RECORDS TO USE Start Marker

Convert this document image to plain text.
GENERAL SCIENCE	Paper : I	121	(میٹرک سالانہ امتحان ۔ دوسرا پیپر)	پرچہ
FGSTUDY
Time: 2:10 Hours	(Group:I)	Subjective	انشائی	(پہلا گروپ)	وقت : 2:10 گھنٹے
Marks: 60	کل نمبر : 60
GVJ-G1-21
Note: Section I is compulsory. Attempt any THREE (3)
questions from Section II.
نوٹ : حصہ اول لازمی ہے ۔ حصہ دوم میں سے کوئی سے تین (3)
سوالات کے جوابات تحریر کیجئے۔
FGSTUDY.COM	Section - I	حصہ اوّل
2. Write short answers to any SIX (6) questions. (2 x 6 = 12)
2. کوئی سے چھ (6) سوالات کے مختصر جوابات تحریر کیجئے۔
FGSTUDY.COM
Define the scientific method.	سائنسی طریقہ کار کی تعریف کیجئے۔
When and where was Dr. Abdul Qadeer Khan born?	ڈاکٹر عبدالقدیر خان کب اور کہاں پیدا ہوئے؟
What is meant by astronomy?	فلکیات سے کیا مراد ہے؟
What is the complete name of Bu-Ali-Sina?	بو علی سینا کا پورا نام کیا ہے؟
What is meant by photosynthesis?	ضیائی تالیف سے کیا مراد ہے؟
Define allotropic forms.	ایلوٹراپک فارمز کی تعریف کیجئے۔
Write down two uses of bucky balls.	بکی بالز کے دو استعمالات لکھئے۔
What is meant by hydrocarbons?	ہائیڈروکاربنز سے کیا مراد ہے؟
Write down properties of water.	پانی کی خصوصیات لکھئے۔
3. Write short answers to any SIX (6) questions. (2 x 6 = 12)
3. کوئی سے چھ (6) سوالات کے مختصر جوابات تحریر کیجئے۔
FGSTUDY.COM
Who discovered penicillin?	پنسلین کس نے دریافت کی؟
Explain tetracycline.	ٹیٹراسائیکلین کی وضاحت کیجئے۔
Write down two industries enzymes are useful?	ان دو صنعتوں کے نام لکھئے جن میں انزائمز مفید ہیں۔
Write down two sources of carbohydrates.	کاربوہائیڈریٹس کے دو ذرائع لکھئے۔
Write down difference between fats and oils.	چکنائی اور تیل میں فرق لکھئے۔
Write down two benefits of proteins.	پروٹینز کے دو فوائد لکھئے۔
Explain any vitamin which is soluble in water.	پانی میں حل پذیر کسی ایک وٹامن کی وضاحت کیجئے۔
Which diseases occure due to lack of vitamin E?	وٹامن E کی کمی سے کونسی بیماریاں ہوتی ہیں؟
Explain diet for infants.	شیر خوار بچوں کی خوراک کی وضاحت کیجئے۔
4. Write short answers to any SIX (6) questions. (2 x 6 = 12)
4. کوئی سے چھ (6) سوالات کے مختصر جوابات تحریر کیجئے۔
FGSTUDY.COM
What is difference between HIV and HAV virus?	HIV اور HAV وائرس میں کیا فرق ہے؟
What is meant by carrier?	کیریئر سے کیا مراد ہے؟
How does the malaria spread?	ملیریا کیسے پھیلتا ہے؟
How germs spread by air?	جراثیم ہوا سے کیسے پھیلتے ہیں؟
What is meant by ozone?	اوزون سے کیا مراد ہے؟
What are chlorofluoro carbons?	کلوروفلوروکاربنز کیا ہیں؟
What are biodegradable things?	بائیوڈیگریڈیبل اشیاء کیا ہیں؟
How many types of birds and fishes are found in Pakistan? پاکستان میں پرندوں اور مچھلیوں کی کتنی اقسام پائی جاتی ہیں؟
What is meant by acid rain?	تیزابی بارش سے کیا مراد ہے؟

RECORDS TO USE End Marker

#### [EXERCISE AIM]
The complete data is to be transcribed verbatim.

#### [RESPONSE BOX]
Convert this document image to plain text.
GENERAL SCIENCE	Paper : I	121	(میٹرک سالانہ امتحان ۔ دوسرا پیپر)	پرچہ
FGSTUDY
Time: 2:10 Hours	(Group:I)	Subjective	انشائی	(پہلا گروپ)	وقت : 2:10 گھنٹے
Marks: 60	کل نمبر : 60
GVJ-G1-21
Note: Section I is compulsory. Attempt any THREE (3)
questions from Section II.
نوٹ : حصہ اول لازمی ہے ۔ حصہ دوم میں سے کوئی سے تین (3)
سوالات کے جوابات تحریر کیجئے۔
FGSTUDY.COM	Section - I	حصہ اوّل
2. Write short answers to any SIX (6) questions. (2 x 6 = 12)
2. کوئی سے چھ (6) سوالات کے مختصر جوابات تحریر کیجئے۔
FGSTUDY.COM
Define the scientific method.	سائنسی طریقہ کار کی تعریف کیجئے۔
When and where was Dr. Abdul Qadeer Khan born?	ڈاکٹر عبدالقدیر خان کب اور کہاں پیدا ہوئے؟
What is meant by astronomy?	فلکیات سے کیا مراد ہے؟
What is the complete name of Bu-Ali-Sina?	بو علی سینا کا پورا نام کیا ہے؟
What is meant by photosynthesis?	ضیائی تالیف سے کیا مراد ہے؟
Define allotropic forms.	ایلوٹراپک فارمز کی تعریف کیجئے۔
Write down two uses of bucky balls.	بکی بالز کے دو استعمالات لکھئے۔
What is meant by hydrocarbons?	ہائیڈروکاربنز سے کیا مراد ہے؟
Write down properties of water.	پانی کی خصوصیات لکھئے۔
3. Write short answers to any SIX (6) questions. (2 x 6 = 12)
3. کوئی سے چھ (6) سوالات کے مختصر جوابات تحریر کیجئے۔
FGSTUDY.COM
Who discovered penicillin?	پنسلین کس نے دریافت کی؟
Explain tetracycline.	ٹیٹراسائیکلین کی وضاحت کیجئے۔
Write down two industries enzymes are useful?	ان دو صنعتوں کے نام لکھئے جن میں انزائمز مفید ہیں۔
Write down two sources of carbohydrates.	کاربوہائیڈریٹس کے دو ذرائع لکھئے۔
Write down difference between fats and oils.	چکنائی اور تیل میں فرق لکھئے۔
Write down two benefits of proteins.	پروٹینز کے دو فوائد لکھئے۔
Explain any vitamin which is soluble in water.	پانی میں حل پذیر کسی ایک وٹامن کی وضاحت کیجئے۔
Which diseases occure due to lack of vitamin E?	وٹامن E کی کمی سے کونسی بیماریاں ہوتی ہیں؟
Explain diet for infants.	شیر خوار بچوں کی خوراک کی وضاحت کیجئے۔
4. Write short answers to any SIX (6) questions. (2 x 6 = 12)
4. کوئی سے چھ (6) سوالات کے مختصر جوابات تحریر کیجئے۔
FGSTUDY.COM
What is difference between HIV and HAV virus?	HIV اور HAV وائرس میں کیا فرق ہے؟
What is meant by carrier?	کیریئر سے کیا مراد ہے؟
How does the malaria spread?	ملیریا کیسے پھیلتا ہے؟
How germs spread by air?	جراثیم ہوا سے کیسے پھیلتے ہیں؟
What is meant by ozone?	اوزون سے کیا مراد ہے؟
What are chlorofluoro carbons?	کلوروفلوروکاربنز کیا ہیں؟
What are biodegradable things?	بائیوڈیگریڈیبل اشیاء کیا ہیں؟
How many types of birds and fishes are found in Pakistan? پاکستان میں پرندوں اور مچھلیوں کی کتنی اقسام پائی جاتی ہیں؟
What is meant by acid rain?	تیزابی بارش سے کیا مراد ہے؟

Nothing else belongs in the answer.